── SOURCE PASSAGE

Funny way to spell ‘lying’.

The same politicians would be 100% in favor of these red-lists if they only affected red states.

On a side note, the movie CODA is about a fishing family in the Northeast. The subplot is that they are being regulated to extinction by the federal government and all their idiot apparatchiks. And yet the punishment goes on.

Does this mean cheaper lobster for me?

1) bought 2 lobsters for supper but not fresh as im no longer in New England
2) Shut up, Angus. You vote with the Dems that support this nonsense.

I guess lobster is on the menu.

https://getmainelobster.com/?al_pg_id=224619f7-9a82-4c7f-b48c-fc56ad75348f

I doubt anyone is interested in my personal philosophy but I’m going to offer it anyway.

I’ve been a hunter since I was 11. I’m pretty good at it. That means I like guns enough to know how to use them. Some cops, some soldiers, don’t like guns enough to actually practice with them to become proficient.

Feel free not to believe me. I have the distinguishment of managing the largest ammunition account of any intelligence command in the Pacific Fleet.

This is right up there in terms of accomplishment of being the best ice hockey player in Polynesia.

────

TASK TO COMPLETE -
Continue the comment thread on lobster fishing regulations from its final comment, adding a few more comments in the same informal style.

── DATASET EXTRACT

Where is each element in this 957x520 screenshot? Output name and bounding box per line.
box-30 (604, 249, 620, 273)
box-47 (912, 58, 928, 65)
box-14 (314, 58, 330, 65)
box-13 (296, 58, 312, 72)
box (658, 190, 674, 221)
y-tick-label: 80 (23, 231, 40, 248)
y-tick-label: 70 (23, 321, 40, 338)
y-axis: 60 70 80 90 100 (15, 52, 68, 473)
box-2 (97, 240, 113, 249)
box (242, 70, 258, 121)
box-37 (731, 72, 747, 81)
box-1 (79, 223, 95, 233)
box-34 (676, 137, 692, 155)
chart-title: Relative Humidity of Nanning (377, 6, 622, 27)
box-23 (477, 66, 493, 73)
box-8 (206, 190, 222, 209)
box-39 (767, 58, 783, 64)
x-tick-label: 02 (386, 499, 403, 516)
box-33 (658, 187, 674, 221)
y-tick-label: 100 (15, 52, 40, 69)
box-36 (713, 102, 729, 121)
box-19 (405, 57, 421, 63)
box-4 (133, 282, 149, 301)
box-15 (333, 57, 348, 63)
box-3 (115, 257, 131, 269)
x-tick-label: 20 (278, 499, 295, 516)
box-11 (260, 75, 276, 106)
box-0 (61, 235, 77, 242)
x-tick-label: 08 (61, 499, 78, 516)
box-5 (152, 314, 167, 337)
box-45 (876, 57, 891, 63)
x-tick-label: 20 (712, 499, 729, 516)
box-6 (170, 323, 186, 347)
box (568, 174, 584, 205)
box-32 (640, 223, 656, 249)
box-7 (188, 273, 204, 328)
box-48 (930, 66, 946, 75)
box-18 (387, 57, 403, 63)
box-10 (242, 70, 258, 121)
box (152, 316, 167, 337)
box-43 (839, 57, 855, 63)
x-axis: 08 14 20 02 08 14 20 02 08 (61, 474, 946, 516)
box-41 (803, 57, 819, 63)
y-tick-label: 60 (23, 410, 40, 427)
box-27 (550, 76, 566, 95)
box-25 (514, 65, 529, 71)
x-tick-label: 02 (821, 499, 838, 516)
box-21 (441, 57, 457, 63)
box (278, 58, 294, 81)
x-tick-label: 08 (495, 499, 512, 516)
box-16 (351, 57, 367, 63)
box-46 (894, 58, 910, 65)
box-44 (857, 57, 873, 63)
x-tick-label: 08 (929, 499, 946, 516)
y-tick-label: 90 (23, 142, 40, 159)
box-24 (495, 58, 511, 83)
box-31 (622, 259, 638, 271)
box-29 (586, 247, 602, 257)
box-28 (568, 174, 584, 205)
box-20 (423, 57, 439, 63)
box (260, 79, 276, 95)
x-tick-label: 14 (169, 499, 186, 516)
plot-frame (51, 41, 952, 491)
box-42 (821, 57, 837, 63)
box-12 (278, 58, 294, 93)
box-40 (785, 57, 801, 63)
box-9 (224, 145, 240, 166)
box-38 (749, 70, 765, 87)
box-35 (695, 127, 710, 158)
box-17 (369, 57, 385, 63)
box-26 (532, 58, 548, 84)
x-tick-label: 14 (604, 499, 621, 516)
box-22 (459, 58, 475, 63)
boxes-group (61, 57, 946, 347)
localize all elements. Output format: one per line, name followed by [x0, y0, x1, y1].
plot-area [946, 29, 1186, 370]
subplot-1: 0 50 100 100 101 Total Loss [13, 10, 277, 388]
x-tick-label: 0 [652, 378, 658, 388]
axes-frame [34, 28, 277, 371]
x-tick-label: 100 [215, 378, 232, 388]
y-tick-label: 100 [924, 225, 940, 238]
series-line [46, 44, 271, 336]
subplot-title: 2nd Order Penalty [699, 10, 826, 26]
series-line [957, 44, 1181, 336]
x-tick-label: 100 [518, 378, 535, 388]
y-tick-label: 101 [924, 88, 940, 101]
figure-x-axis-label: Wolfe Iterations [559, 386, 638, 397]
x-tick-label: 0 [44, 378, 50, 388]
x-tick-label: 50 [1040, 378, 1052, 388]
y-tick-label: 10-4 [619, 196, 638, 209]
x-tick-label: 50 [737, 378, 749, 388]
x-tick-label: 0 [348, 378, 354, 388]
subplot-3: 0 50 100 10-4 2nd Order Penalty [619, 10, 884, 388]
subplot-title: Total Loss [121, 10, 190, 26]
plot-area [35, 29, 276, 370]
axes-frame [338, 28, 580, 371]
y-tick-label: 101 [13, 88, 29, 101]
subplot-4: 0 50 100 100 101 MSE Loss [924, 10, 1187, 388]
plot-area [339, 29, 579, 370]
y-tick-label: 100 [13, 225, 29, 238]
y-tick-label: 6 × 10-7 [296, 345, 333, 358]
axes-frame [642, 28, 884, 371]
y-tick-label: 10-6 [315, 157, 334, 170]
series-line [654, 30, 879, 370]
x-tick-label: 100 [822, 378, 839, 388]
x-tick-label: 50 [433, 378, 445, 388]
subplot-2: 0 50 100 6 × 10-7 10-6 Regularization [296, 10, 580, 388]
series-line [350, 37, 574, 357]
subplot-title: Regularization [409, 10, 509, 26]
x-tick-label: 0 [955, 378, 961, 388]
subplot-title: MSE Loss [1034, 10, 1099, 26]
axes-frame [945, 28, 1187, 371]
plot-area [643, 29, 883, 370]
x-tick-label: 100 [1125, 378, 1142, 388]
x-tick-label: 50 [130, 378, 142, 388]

────

REPLY -
Getting back to the meaning, and yes, there’s a meaning, everybody needs to know where their food comes from. It may come across as bragging but I don’t think I’ve ever missed a rifle shot on a game animal. I’m afraid if I wing it I’ll have to deal with a suffering animal.

I don’t own enough land to farm.

So, now, I need to take up diving. And spear fishing. Because they told me not to. I am never going to run out of hobbies at this rate.

Preservation — Nothing can change, so nobody can do anything. Advocated by people who do little, so don’t have much to lose directly.

Activist — Someone so committed to an idea that they spend their time telling other people that “something must be done.” Also, so competent, this is literally the best they can do.

Ecological Preservation Activism — Reaction by the incompetent but easily-appalled to discovering that some thing people do impacts some other thing people care about out in “nature.”